Activity 1: Return the stretch of the text on the brain's connection to the gut from "In other studies, Sayuk’s" through "have GI problems.", copied word for word.
Activity 2: Supply the next part of the article on brain and gut research in IBS, picking up right after its final sentence.

Seeking the brain’s connection to the gut

Working with functional magnetic resonance imaging (fMRI) and high-resolution manometry, which tests muscle function, Sayuk and others are attempting to understand exactly how the brain might be involved.

“Functional bowel problems like IBS are different than some other disorders,” explains Sayuk. “The word ‘functional’ itself implies that there’s nothing really wrong with the structure or the integrity of the bowel. It’s rather that the bowel doesn’t operate normally. But the brain is definitely a player in all of this.”

Sayuk uses fMRI scanning to watch the brain respond to signals that come from the gut. In one of his ongoing studies, IBS patients receive a scan while a balloon is inflated in the gut.

“Most people describe the sensation as similar to what it feels like when they have gas,” he explains. “But what we’re more interested in is how their brains are responding.”

Abdominal discomfort and anxiety

In other studies, Sayuk’s group is looking at what happens in the brain when people with and without IBS look at upsetting images designed to provoke an anxious response. He’s learning that many of the same brain regions that get activated in response to abdominal discomfort also are involved in anxiety in people who don’t have GI problems.

Gastroenterologist C. Prakash Gyawali, MD, studies digestive tract function in those with intestinal disorders, anxiety and depression.
Gastroenterologist C. Prakash Gyawali, MD, studies digestive tract function in those with intestinal disorders, anxiety and depression.

While Sayuk concentrates on brain imaging, gastroenterologist C. Prakash Gyawali, MD, looks at how parts of the digestive tract function in people with IBS, as well as in people with anxiety and depression. He uses high-resolution manometry to evaluate motor function in the esophagus and in the rectum; he’s learned that in the esophagus the patterns of muscle contraction are different in some patients, which may help explain why they develop symptoms.

“It could be that patients with these symptoms, including IBS patients, have a higher likelihood of abnormal contraction patterns,” Gyawali says We know, for instance, that people with these so-called ‘spastic’ patterns tend to have a higher frequency of functional disorders like IBS, as well as a higher incidence of psychiatric disorders like anxiety or depression.”

Data:
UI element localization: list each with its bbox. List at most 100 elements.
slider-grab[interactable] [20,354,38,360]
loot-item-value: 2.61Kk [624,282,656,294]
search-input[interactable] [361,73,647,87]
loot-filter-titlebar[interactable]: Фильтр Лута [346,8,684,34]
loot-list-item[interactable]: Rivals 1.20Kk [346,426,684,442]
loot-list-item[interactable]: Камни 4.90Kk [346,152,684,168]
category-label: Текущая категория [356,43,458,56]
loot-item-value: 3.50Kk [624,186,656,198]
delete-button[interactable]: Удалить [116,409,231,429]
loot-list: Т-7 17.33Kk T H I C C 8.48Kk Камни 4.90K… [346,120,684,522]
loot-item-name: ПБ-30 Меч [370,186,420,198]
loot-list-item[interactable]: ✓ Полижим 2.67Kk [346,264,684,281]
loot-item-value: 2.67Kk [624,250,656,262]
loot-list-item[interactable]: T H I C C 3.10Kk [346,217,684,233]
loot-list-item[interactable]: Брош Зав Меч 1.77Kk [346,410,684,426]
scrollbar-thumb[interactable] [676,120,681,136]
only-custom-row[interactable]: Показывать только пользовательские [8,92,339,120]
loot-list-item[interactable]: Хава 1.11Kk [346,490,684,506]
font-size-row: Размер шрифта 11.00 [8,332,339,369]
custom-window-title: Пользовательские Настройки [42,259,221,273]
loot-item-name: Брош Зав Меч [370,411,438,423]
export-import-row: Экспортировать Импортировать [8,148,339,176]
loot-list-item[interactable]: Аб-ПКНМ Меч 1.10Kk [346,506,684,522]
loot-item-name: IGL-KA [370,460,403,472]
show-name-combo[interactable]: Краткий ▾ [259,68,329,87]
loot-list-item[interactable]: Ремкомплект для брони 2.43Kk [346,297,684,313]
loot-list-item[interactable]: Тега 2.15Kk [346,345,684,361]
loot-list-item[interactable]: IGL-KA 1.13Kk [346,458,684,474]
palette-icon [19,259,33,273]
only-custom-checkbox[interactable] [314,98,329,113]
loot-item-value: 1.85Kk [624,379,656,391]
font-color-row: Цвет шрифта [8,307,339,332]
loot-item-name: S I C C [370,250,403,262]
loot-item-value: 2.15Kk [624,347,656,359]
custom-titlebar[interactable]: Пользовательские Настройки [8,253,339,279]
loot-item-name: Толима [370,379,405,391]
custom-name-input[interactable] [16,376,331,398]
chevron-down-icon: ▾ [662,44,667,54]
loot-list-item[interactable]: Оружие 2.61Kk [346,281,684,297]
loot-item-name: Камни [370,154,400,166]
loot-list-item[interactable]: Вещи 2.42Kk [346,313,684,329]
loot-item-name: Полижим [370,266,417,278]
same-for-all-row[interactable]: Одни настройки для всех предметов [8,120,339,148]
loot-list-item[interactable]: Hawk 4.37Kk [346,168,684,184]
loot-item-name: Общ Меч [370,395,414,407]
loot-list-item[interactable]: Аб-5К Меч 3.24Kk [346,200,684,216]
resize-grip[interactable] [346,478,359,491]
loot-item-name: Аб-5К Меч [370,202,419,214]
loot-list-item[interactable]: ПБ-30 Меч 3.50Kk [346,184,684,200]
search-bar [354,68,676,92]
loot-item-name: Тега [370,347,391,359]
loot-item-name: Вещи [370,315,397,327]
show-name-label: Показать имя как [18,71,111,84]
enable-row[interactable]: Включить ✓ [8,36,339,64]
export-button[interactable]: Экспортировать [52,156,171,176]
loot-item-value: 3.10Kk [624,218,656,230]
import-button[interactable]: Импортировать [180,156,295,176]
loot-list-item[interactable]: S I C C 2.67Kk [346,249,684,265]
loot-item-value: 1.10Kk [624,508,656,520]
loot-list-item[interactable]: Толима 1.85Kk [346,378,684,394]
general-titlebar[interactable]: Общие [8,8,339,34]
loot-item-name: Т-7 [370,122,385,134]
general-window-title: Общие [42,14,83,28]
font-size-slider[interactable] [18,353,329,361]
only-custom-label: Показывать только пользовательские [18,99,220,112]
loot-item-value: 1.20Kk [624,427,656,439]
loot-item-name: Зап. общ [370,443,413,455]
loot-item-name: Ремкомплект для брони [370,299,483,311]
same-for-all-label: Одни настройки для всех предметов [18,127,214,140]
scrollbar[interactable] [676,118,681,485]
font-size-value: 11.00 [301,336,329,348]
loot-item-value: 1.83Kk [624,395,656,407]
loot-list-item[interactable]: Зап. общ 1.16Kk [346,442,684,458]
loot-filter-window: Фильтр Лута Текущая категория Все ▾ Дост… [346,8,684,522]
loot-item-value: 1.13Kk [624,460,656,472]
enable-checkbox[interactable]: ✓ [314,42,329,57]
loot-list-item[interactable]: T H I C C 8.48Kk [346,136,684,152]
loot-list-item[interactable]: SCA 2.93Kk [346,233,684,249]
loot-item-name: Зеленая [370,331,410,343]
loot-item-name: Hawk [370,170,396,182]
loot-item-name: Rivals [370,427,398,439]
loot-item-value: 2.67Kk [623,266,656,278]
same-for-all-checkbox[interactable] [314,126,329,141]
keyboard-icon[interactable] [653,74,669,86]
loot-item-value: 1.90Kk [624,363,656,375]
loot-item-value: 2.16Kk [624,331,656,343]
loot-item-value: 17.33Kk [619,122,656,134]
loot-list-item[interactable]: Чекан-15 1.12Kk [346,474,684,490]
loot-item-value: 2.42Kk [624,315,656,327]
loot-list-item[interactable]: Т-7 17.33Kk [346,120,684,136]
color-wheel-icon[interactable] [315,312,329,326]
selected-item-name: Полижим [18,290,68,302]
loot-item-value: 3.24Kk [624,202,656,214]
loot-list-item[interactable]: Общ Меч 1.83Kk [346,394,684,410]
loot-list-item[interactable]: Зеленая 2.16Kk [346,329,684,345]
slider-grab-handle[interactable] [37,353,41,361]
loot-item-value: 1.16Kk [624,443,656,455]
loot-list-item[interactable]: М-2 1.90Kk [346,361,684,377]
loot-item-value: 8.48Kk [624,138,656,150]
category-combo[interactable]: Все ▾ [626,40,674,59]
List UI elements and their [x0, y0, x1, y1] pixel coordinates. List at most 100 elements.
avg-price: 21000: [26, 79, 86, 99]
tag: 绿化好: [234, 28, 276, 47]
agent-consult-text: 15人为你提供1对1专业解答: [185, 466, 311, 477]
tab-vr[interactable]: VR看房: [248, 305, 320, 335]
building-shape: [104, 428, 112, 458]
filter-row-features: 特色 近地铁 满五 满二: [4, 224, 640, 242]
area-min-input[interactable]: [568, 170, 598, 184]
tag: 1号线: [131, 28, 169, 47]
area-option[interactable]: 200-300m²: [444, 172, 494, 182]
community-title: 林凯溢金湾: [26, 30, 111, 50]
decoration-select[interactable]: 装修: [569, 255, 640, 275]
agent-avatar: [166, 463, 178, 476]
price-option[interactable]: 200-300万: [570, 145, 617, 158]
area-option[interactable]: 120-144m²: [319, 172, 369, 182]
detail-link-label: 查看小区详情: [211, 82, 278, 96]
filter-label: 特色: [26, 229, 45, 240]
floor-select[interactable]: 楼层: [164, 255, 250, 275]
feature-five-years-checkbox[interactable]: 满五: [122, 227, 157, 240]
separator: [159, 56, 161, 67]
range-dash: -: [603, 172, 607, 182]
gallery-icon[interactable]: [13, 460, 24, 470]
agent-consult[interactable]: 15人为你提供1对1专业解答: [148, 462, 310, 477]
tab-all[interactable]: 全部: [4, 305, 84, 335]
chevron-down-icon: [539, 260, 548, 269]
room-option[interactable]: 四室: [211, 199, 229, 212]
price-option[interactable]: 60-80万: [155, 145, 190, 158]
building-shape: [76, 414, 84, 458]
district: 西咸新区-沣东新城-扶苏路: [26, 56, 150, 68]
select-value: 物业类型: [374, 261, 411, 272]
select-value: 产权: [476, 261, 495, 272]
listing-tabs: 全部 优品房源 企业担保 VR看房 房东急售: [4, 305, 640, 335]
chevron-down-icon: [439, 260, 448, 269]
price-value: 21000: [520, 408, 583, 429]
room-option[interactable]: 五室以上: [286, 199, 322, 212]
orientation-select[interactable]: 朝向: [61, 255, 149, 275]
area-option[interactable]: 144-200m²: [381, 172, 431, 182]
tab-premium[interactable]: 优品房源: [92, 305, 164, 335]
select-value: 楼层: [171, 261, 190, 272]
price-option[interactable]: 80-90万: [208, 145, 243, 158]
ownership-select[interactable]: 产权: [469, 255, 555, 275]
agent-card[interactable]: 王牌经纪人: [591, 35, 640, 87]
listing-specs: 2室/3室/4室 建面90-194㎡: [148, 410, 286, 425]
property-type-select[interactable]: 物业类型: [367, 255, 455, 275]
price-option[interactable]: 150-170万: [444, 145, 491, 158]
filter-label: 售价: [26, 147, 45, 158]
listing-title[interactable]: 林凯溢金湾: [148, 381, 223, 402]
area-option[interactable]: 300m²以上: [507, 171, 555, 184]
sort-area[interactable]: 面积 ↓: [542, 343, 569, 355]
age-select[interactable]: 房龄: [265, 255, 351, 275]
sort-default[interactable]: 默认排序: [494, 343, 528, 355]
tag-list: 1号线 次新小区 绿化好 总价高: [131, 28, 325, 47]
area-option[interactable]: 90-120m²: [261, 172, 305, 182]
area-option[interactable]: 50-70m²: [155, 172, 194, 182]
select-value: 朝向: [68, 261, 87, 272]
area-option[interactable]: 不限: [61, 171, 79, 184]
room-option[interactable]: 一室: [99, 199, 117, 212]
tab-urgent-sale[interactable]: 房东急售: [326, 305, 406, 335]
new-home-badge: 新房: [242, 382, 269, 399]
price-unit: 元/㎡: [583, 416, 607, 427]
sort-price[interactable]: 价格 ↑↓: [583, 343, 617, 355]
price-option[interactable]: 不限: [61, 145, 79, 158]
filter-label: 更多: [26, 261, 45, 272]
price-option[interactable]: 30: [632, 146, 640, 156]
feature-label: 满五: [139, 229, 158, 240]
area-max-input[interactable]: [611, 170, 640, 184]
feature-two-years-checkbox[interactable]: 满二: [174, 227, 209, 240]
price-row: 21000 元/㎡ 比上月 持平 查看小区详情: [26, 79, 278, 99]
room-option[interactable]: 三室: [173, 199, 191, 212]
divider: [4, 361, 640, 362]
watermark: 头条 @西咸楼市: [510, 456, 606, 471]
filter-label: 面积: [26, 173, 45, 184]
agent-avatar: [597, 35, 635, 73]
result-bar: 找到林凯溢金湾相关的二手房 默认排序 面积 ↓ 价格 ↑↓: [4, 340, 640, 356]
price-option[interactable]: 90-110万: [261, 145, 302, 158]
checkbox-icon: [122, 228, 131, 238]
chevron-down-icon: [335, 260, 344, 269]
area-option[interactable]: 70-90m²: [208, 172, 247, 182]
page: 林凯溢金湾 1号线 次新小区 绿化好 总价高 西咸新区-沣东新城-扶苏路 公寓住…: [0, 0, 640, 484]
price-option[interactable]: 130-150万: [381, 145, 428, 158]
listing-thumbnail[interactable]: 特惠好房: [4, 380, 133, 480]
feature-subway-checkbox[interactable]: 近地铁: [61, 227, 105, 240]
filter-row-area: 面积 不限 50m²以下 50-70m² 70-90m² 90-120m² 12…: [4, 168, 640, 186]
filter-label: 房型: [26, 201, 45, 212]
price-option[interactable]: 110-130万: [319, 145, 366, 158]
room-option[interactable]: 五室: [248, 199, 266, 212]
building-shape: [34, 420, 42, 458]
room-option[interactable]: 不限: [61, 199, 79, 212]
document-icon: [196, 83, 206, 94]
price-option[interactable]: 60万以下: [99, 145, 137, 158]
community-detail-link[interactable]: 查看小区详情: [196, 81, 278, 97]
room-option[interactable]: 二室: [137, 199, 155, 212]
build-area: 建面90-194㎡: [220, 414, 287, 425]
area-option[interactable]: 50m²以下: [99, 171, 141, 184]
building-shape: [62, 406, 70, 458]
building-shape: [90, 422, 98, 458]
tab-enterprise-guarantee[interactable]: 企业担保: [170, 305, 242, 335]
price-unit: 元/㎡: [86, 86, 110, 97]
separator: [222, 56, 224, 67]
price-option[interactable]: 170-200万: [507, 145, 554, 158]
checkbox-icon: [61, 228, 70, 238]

Written response 1:
In other studies, Sayuk’s group is looking at what happens in the brain when people with and without IBS look at upsetting images designed to provoke an anxious response. He’s learning that many of the same brain regions that get activated in response to abdominal discomfort also are involved in anxiety in people who don’t have GI problems.

Written response 2:
More spasms than normal

He says the same thing holds true at the other end of the GI tract, where people with IBS, depression and anxiety tend to have spastic patterns in the rectum. Although it’s not possible to use manometry studies to diagnose individual patients, Gyawali says IBS patients tend to have a more spastic pattern than healthy people. “These studies are helping us understand the changes in physiology that can accompany functional bowel disorders,” he says.

A potential treatment, say Gyawali and Sayuk, is antidepressant medication.

“We use a lot of antidepressants in IBS patients,” Sayuk explains. “We find them to be quite effective, and we literally have hundreds of patients receiving antidepressants for their bowel symptoms.”

It’s believed that about 15 percent of the people in the United States may have IBS, with three times as many women affected as men. Sayuk says most patients he sees have had symptoms for 8 to 9 years by the time they show up in his office. Sayuk believes the trigger that launches those symptoms probably isn’t located in the gut.

“We’re trained as gut doctors, and so we focus, naturally, on the patient’s symptoms and on trying to understand the bowel itself,” he says. “But I think we’ve come to recognize that that approach has left us wanting and has really fallen short of offering satisfactory explanations of what’s going on.”